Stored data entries
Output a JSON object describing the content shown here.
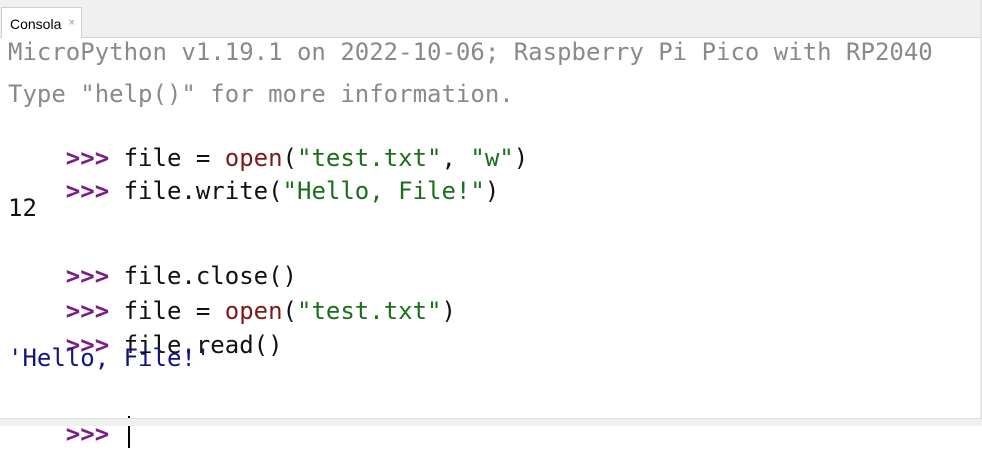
{
  "tab": {
    "label": "Consola",
    "close": "×"
  },
  "console": {
    "banner1": "MicroPython v1.19.1 on 2022-10-06; Raspberry Pi Pico with RP2040",
    "banner2": "Type \"help()\" for more information.",
    "prompt": ">>> ",
    "l1": {
      "a": "file = ",
      "b": "open",
      "c": "(",
      "d": "\"test.txt\"",
      "e": ", ",
      "f": "\"w\"",
      "g": ")"
    },
    "l2": {
      "a": "file.write(",
      "b": "\"Hello, File!\"",
      "c": ")"
    },
    "out1": "12",
    "l3": {
      "a": "file.close()"
    },
    "l4": {
      "a": "file = ",
      "b": "open",
      "c": "(",
      "d": "\"test.txt\"",
      "e": ")"
    },
    "l5": {
      "a": "file.read()"
    },
    "out2": "'Hello, File!'"
  }
}
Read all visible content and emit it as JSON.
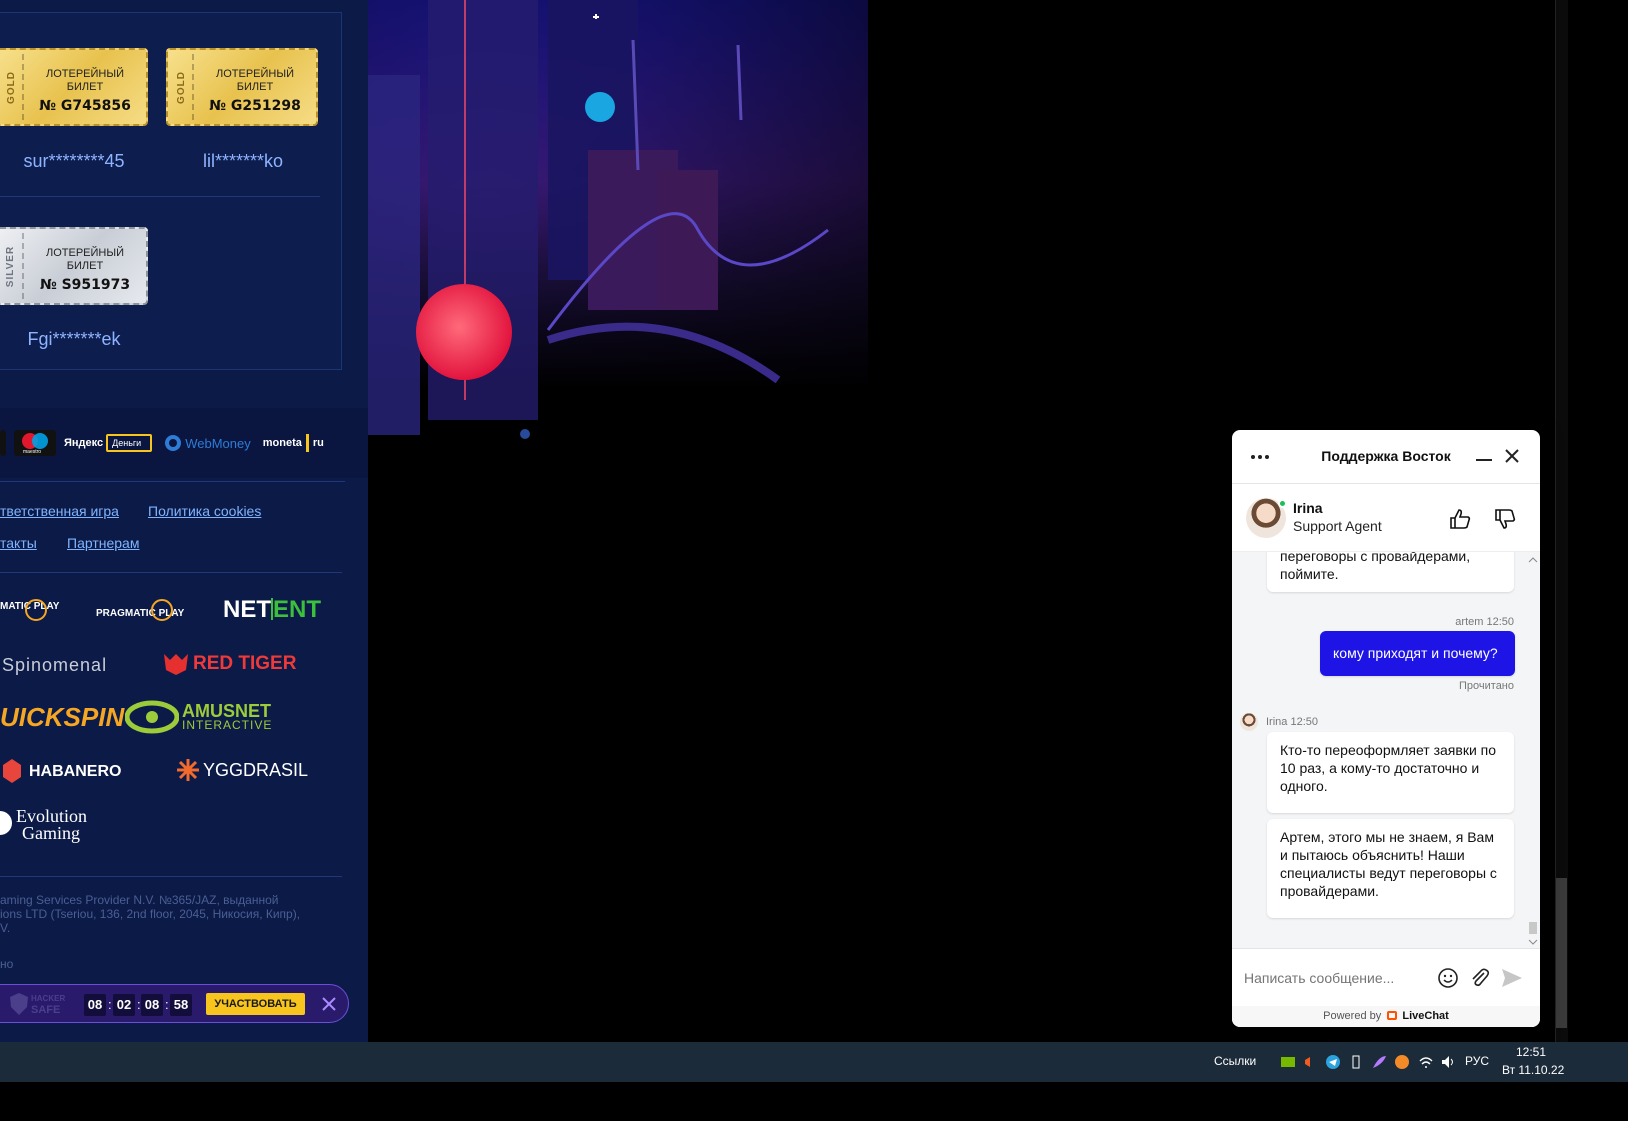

• BRIEF: State how many lines of the listing include the word "JSON". Reply with the number alone.

• EXERCISE RESULT: 2